_Problem statement:_
Each line that holds the string "rendelettel" counts once; say how many such lines there are and add nothing.

_Supplied data:_
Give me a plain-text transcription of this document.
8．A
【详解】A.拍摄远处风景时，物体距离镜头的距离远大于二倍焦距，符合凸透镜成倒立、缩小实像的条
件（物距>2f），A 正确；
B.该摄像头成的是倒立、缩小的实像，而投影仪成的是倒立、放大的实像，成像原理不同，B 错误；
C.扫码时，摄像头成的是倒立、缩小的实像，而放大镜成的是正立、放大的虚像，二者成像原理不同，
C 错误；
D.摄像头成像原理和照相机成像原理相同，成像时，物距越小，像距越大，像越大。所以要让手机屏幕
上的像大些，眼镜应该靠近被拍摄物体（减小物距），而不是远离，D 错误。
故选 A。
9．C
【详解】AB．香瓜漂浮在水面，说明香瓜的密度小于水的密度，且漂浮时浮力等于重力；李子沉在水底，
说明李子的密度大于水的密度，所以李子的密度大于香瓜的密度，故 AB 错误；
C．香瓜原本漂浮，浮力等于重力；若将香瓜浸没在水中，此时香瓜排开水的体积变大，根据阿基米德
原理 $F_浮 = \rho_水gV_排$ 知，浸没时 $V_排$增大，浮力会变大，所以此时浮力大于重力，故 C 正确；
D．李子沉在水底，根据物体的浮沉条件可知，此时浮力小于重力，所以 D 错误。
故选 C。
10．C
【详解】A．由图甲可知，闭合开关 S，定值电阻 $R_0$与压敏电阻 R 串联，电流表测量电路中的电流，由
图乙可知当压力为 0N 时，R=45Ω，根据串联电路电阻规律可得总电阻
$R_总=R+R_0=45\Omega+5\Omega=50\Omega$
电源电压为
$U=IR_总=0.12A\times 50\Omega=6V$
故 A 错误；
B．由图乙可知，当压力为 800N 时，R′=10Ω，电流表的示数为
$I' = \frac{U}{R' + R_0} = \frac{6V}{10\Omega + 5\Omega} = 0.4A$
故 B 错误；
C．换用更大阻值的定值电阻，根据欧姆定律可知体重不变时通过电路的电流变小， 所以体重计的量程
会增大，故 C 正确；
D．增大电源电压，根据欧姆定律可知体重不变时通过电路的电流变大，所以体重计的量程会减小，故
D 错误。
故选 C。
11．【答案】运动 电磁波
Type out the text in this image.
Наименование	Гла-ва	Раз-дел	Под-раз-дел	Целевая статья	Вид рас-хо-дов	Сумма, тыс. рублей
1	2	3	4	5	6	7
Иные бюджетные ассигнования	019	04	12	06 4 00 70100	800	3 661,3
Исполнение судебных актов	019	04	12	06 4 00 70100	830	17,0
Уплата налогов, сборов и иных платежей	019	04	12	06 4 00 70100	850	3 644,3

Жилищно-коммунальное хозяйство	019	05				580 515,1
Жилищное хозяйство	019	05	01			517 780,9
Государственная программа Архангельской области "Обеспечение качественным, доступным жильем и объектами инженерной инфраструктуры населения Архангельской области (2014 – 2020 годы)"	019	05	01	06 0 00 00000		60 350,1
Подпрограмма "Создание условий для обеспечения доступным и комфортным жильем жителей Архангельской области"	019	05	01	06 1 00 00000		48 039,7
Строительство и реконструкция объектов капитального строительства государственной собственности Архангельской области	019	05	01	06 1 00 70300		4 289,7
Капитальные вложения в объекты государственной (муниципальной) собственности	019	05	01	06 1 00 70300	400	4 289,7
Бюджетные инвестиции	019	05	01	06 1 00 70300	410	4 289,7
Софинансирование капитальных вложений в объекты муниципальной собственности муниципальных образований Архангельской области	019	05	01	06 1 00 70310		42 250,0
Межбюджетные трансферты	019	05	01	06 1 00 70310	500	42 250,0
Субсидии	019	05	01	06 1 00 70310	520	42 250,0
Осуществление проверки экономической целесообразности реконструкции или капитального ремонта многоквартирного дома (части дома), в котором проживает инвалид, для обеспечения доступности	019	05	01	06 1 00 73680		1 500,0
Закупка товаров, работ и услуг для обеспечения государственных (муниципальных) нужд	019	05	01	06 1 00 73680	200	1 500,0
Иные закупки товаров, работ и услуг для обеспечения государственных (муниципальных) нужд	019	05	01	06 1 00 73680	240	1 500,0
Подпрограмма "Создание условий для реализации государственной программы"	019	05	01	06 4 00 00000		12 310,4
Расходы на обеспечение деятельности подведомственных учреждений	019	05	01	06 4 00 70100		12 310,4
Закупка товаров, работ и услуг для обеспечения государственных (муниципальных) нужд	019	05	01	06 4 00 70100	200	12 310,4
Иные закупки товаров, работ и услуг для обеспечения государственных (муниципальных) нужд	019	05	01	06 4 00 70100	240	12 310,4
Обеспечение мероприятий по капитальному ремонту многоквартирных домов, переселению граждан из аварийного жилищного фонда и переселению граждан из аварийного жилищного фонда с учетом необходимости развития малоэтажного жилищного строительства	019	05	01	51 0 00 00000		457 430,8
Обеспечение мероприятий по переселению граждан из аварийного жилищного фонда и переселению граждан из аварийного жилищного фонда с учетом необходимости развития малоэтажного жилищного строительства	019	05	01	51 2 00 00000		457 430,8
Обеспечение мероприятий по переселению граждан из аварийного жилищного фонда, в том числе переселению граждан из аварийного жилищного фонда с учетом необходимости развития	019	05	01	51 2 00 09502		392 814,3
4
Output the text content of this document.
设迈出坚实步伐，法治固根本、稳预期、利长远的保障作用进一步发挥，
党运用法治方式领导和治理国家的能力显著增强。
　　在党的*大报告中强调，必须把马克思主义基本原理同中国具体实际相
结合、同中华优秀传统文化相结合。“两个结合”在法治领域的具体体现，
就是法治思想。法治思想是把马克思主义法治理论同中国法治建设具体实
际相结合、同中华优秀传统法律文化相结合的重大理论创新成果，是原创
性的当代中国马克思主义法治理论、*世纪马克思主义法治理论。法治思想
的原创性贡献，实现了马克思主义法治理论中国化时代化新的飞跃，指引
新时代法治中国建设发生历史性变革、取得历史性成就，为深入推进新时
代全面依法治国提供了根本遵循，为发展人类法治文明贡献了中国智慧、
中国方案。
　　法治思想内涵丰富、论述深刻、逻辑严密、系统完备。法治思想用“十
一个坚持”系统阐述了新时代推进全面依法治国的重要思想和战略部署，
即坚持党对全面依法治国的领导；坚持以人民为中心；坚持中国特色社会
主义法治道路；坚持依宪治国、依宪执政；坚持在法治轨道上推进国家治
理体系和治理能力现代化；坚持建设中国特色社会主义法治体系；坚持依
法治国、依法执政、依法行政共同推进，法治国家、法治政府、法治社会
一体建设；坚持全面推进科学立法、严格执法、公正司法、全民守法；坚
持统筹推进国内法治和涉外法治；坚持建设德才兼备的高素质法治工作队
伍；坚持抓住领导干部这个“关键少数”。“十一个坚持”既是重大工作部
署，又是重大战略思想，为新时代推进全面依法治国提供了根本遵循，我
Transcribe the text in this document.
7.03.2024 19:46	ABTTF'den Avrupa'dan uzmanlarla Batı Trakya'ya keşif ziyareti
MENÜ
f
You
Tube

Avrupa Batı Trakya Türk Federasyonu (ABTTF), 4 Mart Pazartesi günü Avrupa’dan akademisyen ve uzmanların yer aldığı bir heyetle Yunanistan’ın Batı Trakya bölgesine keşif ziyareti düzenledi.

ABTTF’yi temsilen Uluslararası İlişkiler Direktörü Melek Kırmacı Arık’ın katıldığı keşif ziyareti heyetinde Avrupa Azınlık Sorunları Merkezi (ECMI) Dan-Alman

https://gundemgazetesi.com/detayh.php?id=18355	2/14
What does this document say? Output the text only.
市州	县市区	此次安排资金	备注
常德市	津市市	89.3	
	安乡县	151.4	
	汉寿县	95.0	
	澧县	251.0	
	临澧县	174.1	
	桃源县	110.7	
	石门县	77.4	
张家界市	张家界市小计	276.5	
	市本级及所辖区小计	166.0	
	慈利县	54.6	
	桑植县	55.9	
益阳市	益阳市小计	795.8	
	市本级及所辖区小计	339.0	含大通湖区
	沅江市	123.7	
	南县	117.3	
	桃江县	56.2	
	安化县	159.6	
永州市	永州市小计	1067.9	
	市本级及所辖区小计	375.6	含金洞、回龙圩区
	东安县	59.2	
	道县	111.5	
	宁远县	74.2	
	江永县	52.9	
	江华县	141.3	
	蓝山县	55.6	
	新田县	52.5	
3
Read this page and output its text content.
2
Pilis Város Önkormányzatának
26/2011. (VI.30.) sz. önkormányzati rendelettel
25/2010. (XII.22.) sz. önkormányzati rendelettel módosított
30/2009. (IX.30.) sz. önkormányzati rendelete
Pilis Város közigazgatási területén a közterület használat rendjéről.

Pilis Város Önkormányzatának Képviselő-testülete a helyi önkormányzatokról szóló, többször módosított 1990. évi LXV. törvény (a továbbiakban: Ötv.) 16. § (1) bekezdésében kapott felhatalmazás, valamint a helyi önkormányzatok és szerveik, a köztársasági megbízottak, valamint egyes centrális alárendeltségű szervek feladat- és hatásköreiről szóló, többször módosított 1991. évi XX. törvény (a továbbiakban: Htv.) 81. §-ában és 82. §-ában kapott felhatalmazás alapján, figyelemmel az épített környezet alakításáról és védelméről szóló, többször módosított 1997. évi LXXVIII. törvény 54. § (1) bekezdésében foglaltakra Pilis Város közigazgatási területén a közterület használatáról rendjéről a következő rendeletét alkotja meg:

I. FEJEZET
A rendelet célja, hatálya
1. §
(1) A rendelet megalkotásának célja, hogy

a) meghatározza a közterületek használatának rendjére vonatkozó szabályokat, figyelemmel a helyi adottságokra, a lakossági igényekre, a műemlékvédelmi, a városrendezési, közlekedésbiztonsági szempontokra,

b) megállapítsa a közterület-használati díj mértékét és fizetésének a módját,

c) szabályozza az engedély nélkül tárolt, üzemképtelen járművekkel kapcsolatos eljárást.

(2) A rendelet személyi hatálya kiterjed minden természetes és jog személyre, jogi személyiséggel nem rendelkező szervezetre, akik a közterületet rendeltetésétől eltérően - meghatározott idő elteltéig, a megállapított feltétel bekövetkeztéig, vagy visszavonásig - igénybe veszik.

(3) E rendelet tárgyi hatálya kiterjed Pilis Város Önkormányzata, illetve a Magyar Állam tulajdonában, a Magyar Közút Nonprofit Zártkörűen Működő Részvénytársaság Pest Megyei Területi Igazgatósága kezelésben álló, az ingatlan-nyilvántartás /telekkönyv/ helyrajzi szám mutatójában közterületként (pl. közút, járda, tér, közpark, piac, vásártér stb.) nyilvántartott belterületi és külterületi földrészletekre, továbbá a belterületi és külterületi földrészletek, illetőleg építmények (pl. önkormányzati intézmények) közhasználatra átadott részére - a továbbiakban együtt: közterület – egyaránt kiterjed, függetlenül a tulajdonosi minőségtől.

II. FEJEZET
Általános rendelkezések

_Answer to this problem:_
2